— BEGIN Entries —

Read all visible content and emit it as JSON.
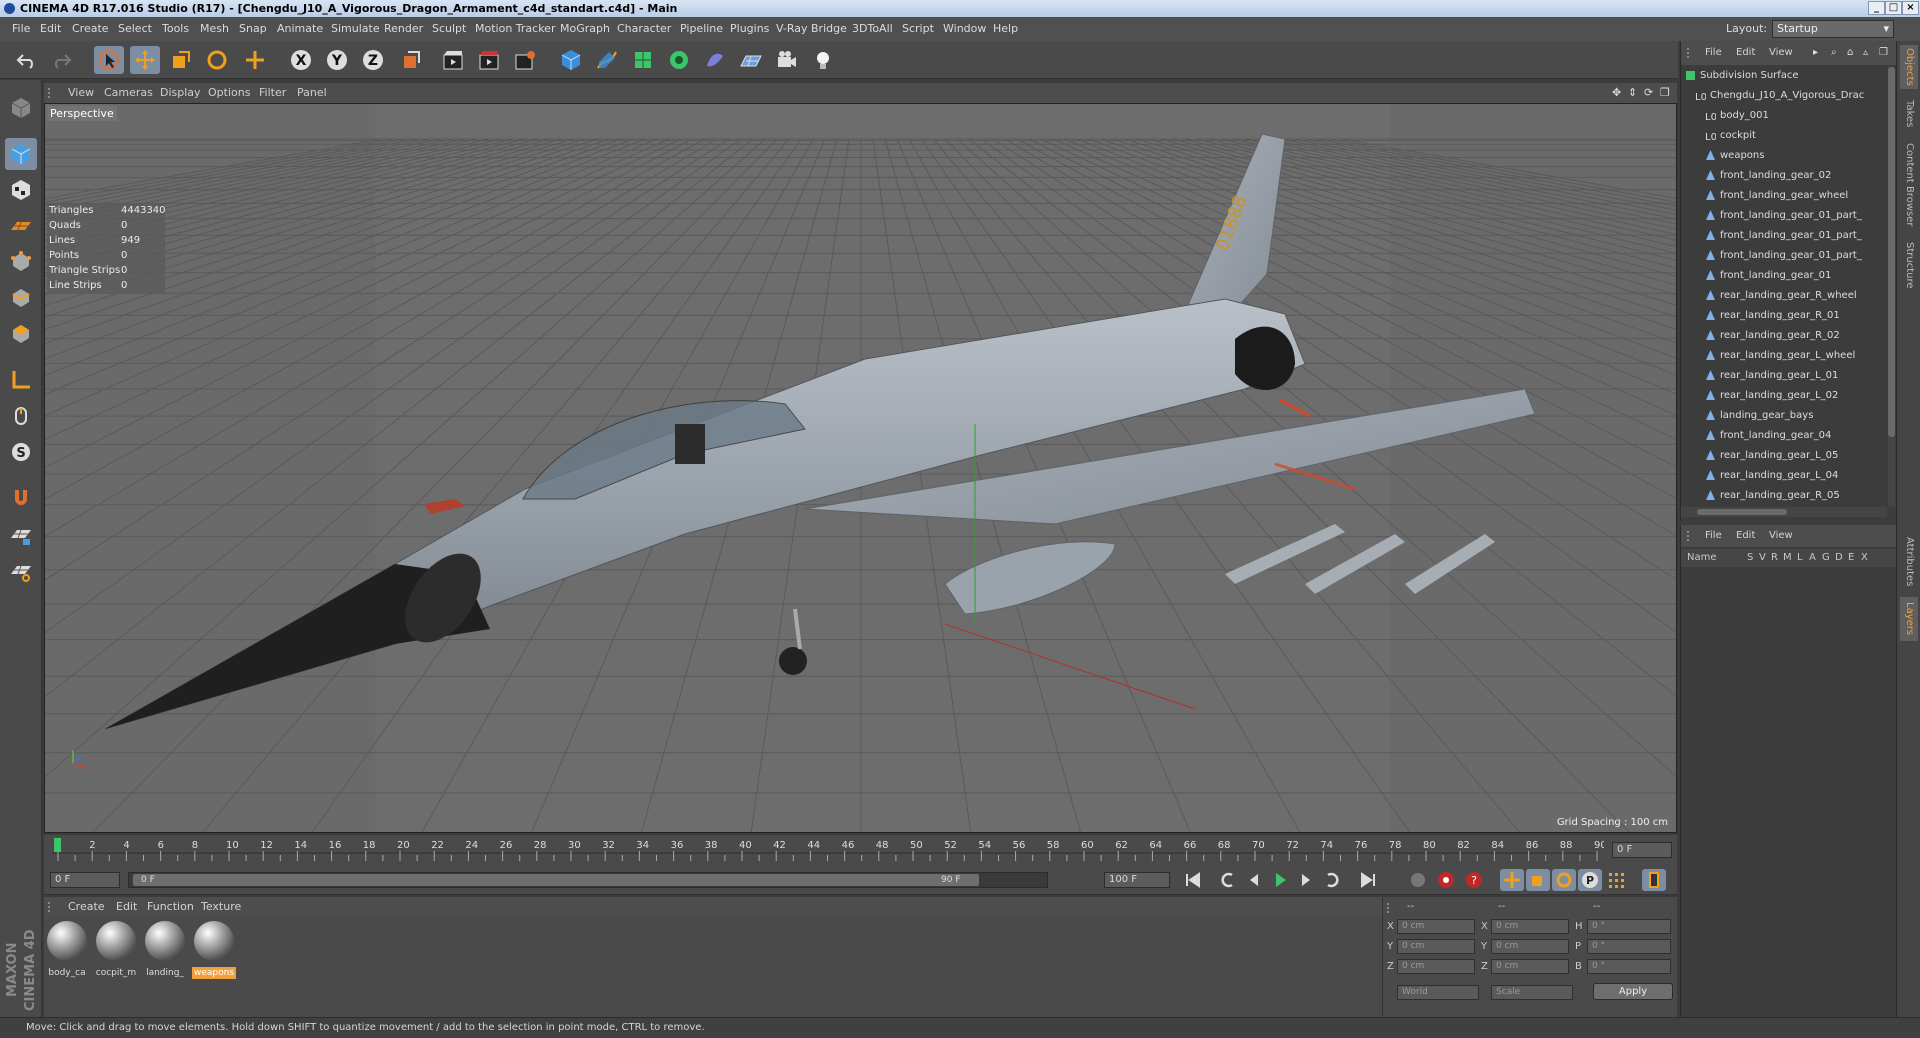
{
  "window": {
    "title": "CINEMA 4D R17.016 Studio (R17) - [Chengdu_J10_A_Vigorous_Dragon_Armament_c4d_standart.c4d] - Main",
    "controls": [
      "_",
      "□",
      "×"
    ]
  },
  "menubar": {
    "items": [
      "File",
      "Edit",
      "Create",
      "Select",
      "Tools",
      "Mesh",
      "Snap",
      "Animate",
      "Simulate",
      "Render",
      "Sculpt",
      "Motion Tracker",
      "MoGraph",
      "Character",
      "Pipeline",
      "Plugins",
      "V-Ray Bridge",
      "3DToAll",
      "Script",
      "Window",
      "Help"
    ],
    "layout_label": "Layout:",
    "layout_value": "Startup"
  },
  "toolbar": {
    "icons": [
      "undo-icon",
      "redo-icon",
      "live-selection-icon",
      "move-icon",
      "scale-icon",
      "rotate-icon",
      "move-axis-icon",
      "x-axis-icon",
      "y-axis-icon",
      "z-axis-icon",
      "coordinate-system-icon",
      "render-view-icon",
      "render-picture-viewer-icon",
      "edit-render-settings-icon",
      "cube-icon",
      "pen-spline-icon",
      "subdivision-surface-icon",
      "cloner-icon",
      "deformer-icon",
      "floor-icon",
      "camera-icon",
      "light-icon"
    ],
    "axis_labels": [
      "X",
      "Y",
      "Z"
    ]
  },
  "left_tools": {
    "icons": [
      "make-editable-icon",
      "model-mode-icon",
      "texture-mode-icon",
      "workplane-icon",
      "points-mode-icon",
      "edges-mode-icon",
      "polygons-mode-icon",
      "axis-mode-icon",
      "tweak-mode-icon",
      "solo-mode-icon",
      "snap-icon",
      "locked-workplane-icon",
      "planar-workplane-icon"
    ],
    "solo_label": "S"
  },
  "viewport": {
    "menu": [
      "View",
      "Cameras",
      "Display",
      "Options",
      "Filter",
      "Panel"
    ],
    "label": "Perspective",
    "stats": [
      {
        "name": "Triangles",
        "value": "4443340"
      },
      {
        "name": "Quads",
        "value": "0"
      },
      {
        "name": "Lines",
        "value": "949"
      },
      {
        "name": "Points",
        "value": "0"
      },
      {
        "name": "Triangle Strips",
        "value": "0"
      },
      {
        "name": "Line Strips",
        "value": "0"
      }
    ],
    "grid_spacing": "Grid Spacing : 100 cm",
    "aircraft_marking": "01888"
  },
  "timeline": {
    "ticks": [
      "0",
      "2",
      "4",
      "6",
      "8",
      "10",
      "12",
      "14",
      "16",
      "18",
      "20",
      "22",
      "24",
      "26",
      "28",
      "30",
      "32",
      "34",
      "36",
      "38",
      "40",
      "42",
      "44",
      "46",
      "48",
      "50",
      "52",
      "54",
      "56",
      "58",
      "60",
      "62",
      "64",
      "66",
      "68",
      "70",
      "72",
      "74",
      "76",
      "78",
      "80",
      "82",
      "84",
      "86",
      "88",
      "90"
    ],
    "current_frame": "0 F"
  },
  "playbar": {
    "start_field": "0 F",
    "range_start": "0 F",
    "range_end": "90 F",
    "end_field": "100 F"
  },
  "material_manager": {
    "menu": [
      "Create",
      "Edit",
      "Function",
      "Texture"
    ],
    "materials": [
      {
        "name": "body_ca",
        "selected": false
      },
      {
        "name": "cocpit_m",
        "selected": false
      },
      {
        "name": "landing_",
        "selected": false
      },
      {
        "name": "weapons",
        "selected": true
      }
    ]
  },
  "coordinates": {
    "header": [
      "--",
      "--",
      "--"
    ],
    "rows": [
      {
        "a": "X",
        "av": "0 cm",
        "b": "X",
        "bv": "0 cm",
        "c": "H",
        "cv": "0 °"
      },
      {
        "a": "Y",
        "av": "0 cm",
        "b": "Y",
        "bv": "0 cm",
        "c": "P",
        "cv": "0 °"
      },
      {
        "a": "Z",
        "av": "0 cm",
        "b": "Z",
        "bv": "0 cm",
        "c": "B",
        "cv": "0 °"
      }
    ],
    "mode": "World",
    "scale": "Scale",
    "apply": "Apply"
  },
  "status": {
    "text": "Move: Click and drag to move elements. Hold down SHIFT to quantize movement / add to the selection in point mode, CTRL to remove."
  },
  "object_manager": {
    "menu": [
      "File",
      "Edit",
      "View"
    ],
    "objects": [
      {
        "name": "Subdivision Surface",
        "type": "subdivision",
        "indent": 0
      },
      {
        "name": "Chengdu_J10_A_Vigorous_Drac",
        "type": "null",
        "indent": 1
      },
      {
        "name": "body_001",
        "type": "null",
        "indent": 2
      },
      {
        "name": "cockpit",
        "type": "null",
        "indent": 2
      },
      {
        "name": "weapons",
        "type": "mesh",
        "indent": 2
      },
      {
        "name": "front_landing_gear_02",
        "type": "mesh",
        "indent": 2
      },
      {
        "name": "front_landing_gear_wheel",
        "type": "mesh",
        "indent": 2
      },
      {
        "name": "front_landing_gear_01_part_",
        "type": "mesh",
        "indent": 2
      },
      {
        "name": "front_landing_gear_01_part_",
        "type": "mesh",
        "indent": 2
      },
      {
        "name": "front_landing_gear_01_part_",
        "type": "mesh",
        "indent": 2
      },
      {
        "name": "front_landing_gear_01",
        "type": "mesh",
        "indent": 2
      },
      {
        "name": "rear_landing_gear_R_wheel",
        "type": "mesh",
        "indent": 2
      },
      {
        "name": "rear_landing_gear_R_01",
        "type": "mesh",
        "indent": 2
      },
      {
        "name": "rear_landing_gear_R_02",
        "type": "mesh",
        "indent": 2
      },
      {
        "name": "rear_landing_gear_L_wheel",
        "type": "mesh",
        "indent": 2
      },
      {
        "name": "rear_landing_gear_L_01",
        "type": "mesh",
        "indent": 2
      },
      {
        "name": "rear_landing_gear_L_02",
        "type": "mesh",
        "indent": 2
      },
      {
        "name": "landing_gear_bays",
        "type": "mesh",
        "indent": 2
      },
      {
        "name": "front_landing_gear_04",
        "type": "mesh",
        "indent": 2
      },
      {
        "name": "rear_landing_gear_L_05",
        "type": "mesh",
        "indent": 2
      },
      {
        "name": "rear_landing_gear_L_04",
        "type": "mesh",
        "indent": 2
      },
      {
        "name": "rear_landing_gear_R_05",
        "type": "mesh",
        "indent": 2
      }
    ]
  },
  "attribute_manager": {
    "menu": [
      "File",
      "Edit",
      "View"
    ],
    "columns": [
      "Name",
      "S",
      "V",
      "R",
      "M",
      "L",
      "A",
      "G",
      "D",
      "E",
      "X"
    ]
  },
  "side_tabs": {
    "top": [
      "Objects",
      "Takes",
      "Content Browser",
      "Structure"
    ],
    "bottom": [
      "Attributes",
      "Layers"
    ]
  },
  "colors": {
    "accent": "#f2a03c",
    "active_tool": "#7d8ea3",
    "viewport_bg": "#6b6b6b",
    "panel_bg": "#4a4a4a"
  }
}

— END Entries —

Write the listing out a second time exactly, dropping all images.

Read all visible content and emit it as JSON.
{
  "window": {
    "title": "CINEMA 4D R17.016 Studio (R17) - [Chengdu_J10_A_Vigorous_Dragon_Armament_c4d_standart.c4d] - Main",
    "controls": [
      "_",
      "□",
      "×"
    ]
  },
  "menubar": {
    "items": [
      "File",
      "Edit",
      "Create",
      "Select",
      "Tools",
      "Mesh",
      "Snap",
      "Animate",
      "Simulate",
      "Render",
      "Sculpt",
      "Motion Tracker",
      "MoGraph",
      "Character",
      "Pipeline",
      "Plugins",
      "V-Ray Bridge",
      "3DToAll",
      "Script",
      "Window",
      "Help"
    ],
    "layout_label": "Layout:",
    "layout_value": "Startup"
  },
  "toolbar": {
    "icons": [
      "undo-icon",
      "redo-icon",
      "live-selection-icon",
      "move-icon",
      "scale-icon",
      "rotate-icon",
      "move-axis-icon",
      "x-axis-icon",
      "y-axis-icon",
      "z-axis-icon",
      "coordinate-system-icon",
      "render-view-icon",
      "render-picture-viewer-icon",
      "edit-render-settings-icon",
      "cube-icon",
      "pen-spline-icon",
      "subdivision-surface-icon",
      "cloner-icon",
      "deformer-icon",
      "floor-icon",
      "camera-icon",
      "light-icon"
    ],
    "axis_labels": [
      "X",
      "Y",
      "Z"
    ]
  },
  "left_tools": {
    "icons": [
      "make-editable-icon",
      "model-mode-icon",
      "texture-mode-icon",
      "workplane-icon",
      "points-mode-icon",
      "edges-mode-icon",
      "polygons-mode-icon",
      "axis-mode-icon",
      "tweak-mode-icon",
      "solo-mode-icon",
      "snap-icon",
      "locked-workplane-icon",
      "planar-workplane-icon"
    ],
    "solo_label": "S"
  },
  "viewport": {
    "menu": [
      "View",
      "Cameras",
      "Display",
      "Options",
      "Filter",
      "Panel"
    ],
    "label": "Perspective",
    "stats": [
      {
        "name": "Triangles",
        "value": "4443340"
      },
      {
        "name": "Quads",
        "value": "0"
      },
      {
        "name": "Lines",
        "value": "949"
      },
      {
        "name": "Points",
        "value": "0"
      },
      {
        "name": "Triangle Strips",
        "value": "0"
      },
      {
        "name": "Line Strips",
        "value": "0"
      }
    ],
    "grid_spacing": "Grid Spacing : 100 cm",
    "aircraft_marking": "01888"
  },
  "timeline": {
    "ticks": [
      "0",
      "2",
      "4",
      "6",
      "8",
      "10",
      "12",
      "14",
      "16",
      "18",
      "20",
      "22",
      "24",
      "26",
      "28",
      "30",
      "32",
      "34",
      "36",
      "38",
      "40",
      "42",
      "44",
      "46",
      "48",
      "50",
      "52",
      "54",
      "56",
      "58",
      "60",
      "62",
      "64",
      "66",
      "68",
      "70",
      "72",
      "74",
      "76",
      "78",
      "80",
      "82",
      "84",
      "86",
      "88",
      "90"
    ],
    "current_frame": "0 F"
  },
  "playbar": {
    "start_field": "0 F",
    "range_start": "0 F",
    "range_end": "90 F",
    "end_field": "100 F"
  },
  "material_manager": {
    "menu": [
      "Create",
      "Edit",
      "Function",
      "Texture"
    ],
    "materials": [
      {
        "name": "body_ca",
        "selected": false
      },
      {
        "name": "cocpit_m",
        "selected": false
      },
      {
        "name": "landing_",
        "selected": false
      },
      {
        "name": "weapons",
        "selected": true
      }
    ]
  },
  "coordinates": {
    "header": [
      "--",
      "--",
      "--"
    ],
    "rows": [
      {
        "a": "X",
        "av": "0 cm",
        "b": "X",
        "bv": "0 cm",
        "c": "H",
        "cv": "0 °"
      },
      {
        "a": "Y",
        "av": "0 cm",
        "b": "Y",
        "bv": "0 cm",
        "c": "P",
        "cv": "0 °"
      },
      {
        "a": "Z",
        "av": "0 cm",
        "b": "Z",
        "bv": "0 cm",
        "c": "B",
        "cv": "0 °"
      }
    ],
    "mode": "World",
    "scale": "Scale",
    "apply": "Apply"
  },
  "status": {
    "text": "Move: Click and drag to move elements. Hold down SHIFT to quantize movement / add to the selection in point mode, CTRL to remove."
  },
  "object_manager": {
    "menu": [
      "File",
      "Edit",
      "View"
    ],
    "objects": [
      {
        "name": "Subdivision Surface",
        "type": "subdivision",
        "indent": 0
      },
      {
        "name": "Chengdu_J10_A_Vigorous_Drac",
        "type": "null",
        "indent": 1
      },
      {
        "name": "body_001",
        "type": "null",
        "indent": 2
      },
      {
        "name": "cockpit",
        "type": "null",
        "indent": 2
      },
      {
        "name": "weapons",
        "type": "mesh",
        "indent": 2
      },
      {
        "name": "front_landing_gear_02",
        "type": "mesh",
        "indent": 2
      },
      {
        "name": "front_landing_gear_wheel",
        "type": "mesh",
        "indent": 2
      },
      {
        "name": "front_landing_gear_01_part_",
        "type": "mesh",
        "indent": 2
      },
      {
        "name": "front_landing_gear_01_part_",
        "type": "mesh",
        "indent": 2
      },
      {
        "name": "front_landing_gear_01_part_",
        "type": "mesh",
        "indent": 2
      },
      {
        "name": "front_landing_gear_01",
        "type": "mesh",
        "indent": 2
      },
      {
        "name": "rear_landing_gear_R_wheel",
        "type": "mesh",
        "indent": 2
      },
      {
        "name": "rear_landing_gear_R_01",
        "type": "mesh",
        "indent": 2
      },
      {
        "name": "rear_landing_gear_R_02",
        "type": "mesh",
        "indent": 2
      },
      {
        "name": "rear_landing_gear_L_wheel",
        "type": "mesh",
        "indent": 2
      },
      {
        "name": "rear_landing_gear_L_01",
        "type": "mesh",
        "indent": 2
      },
      {
        "name": "rear_landing_gear_L_02",
        "type": "mesh",
        "indent": 2
      },
      {
        "name": "landing_gear_bays",
        "type": "mesh",
        "indent": 2
      },
      {
        "name": "front_landing_gear_04",
        "type": "mesh",
        "indent": 2
      },
      {
        "name": "rear_landing_gear_L_05",
        "type": "mesh",
        "indent": 2
      },
      {
        "name": "rear_landing_gear_L_04",
        "type": "mesh",
        "indent": 2
      },
      {
        "name": "rear_landing_gear_R_05",
        "type": "mesh",
        "indent": 2
      }
    ]
  },
  "attribute_manager": {
    "menu": [
      "File",
      "Edit",
      "View"
    ],
    "columns": [
      "Name",
      "S",
      "V",
      "R",
      "M",
      "L",
      "A",
      "G",
      "D",
      "E",
      "X"
    ]
  },
  "side_tabs": {
    "top": [
      "Objects",
      "Takes",
      "Content Browser",
      "Structure"
    ],
    "bottom": [
      "Attributes",
      "Layers"
    ]
  },
  "colors": {
    "accent": "#f2a03c",
    "active_tool": "#7d8ea3",
    "viewport_bg": "#6b6b6b",
    "panel_bg": "#4a4a4a"
  }
}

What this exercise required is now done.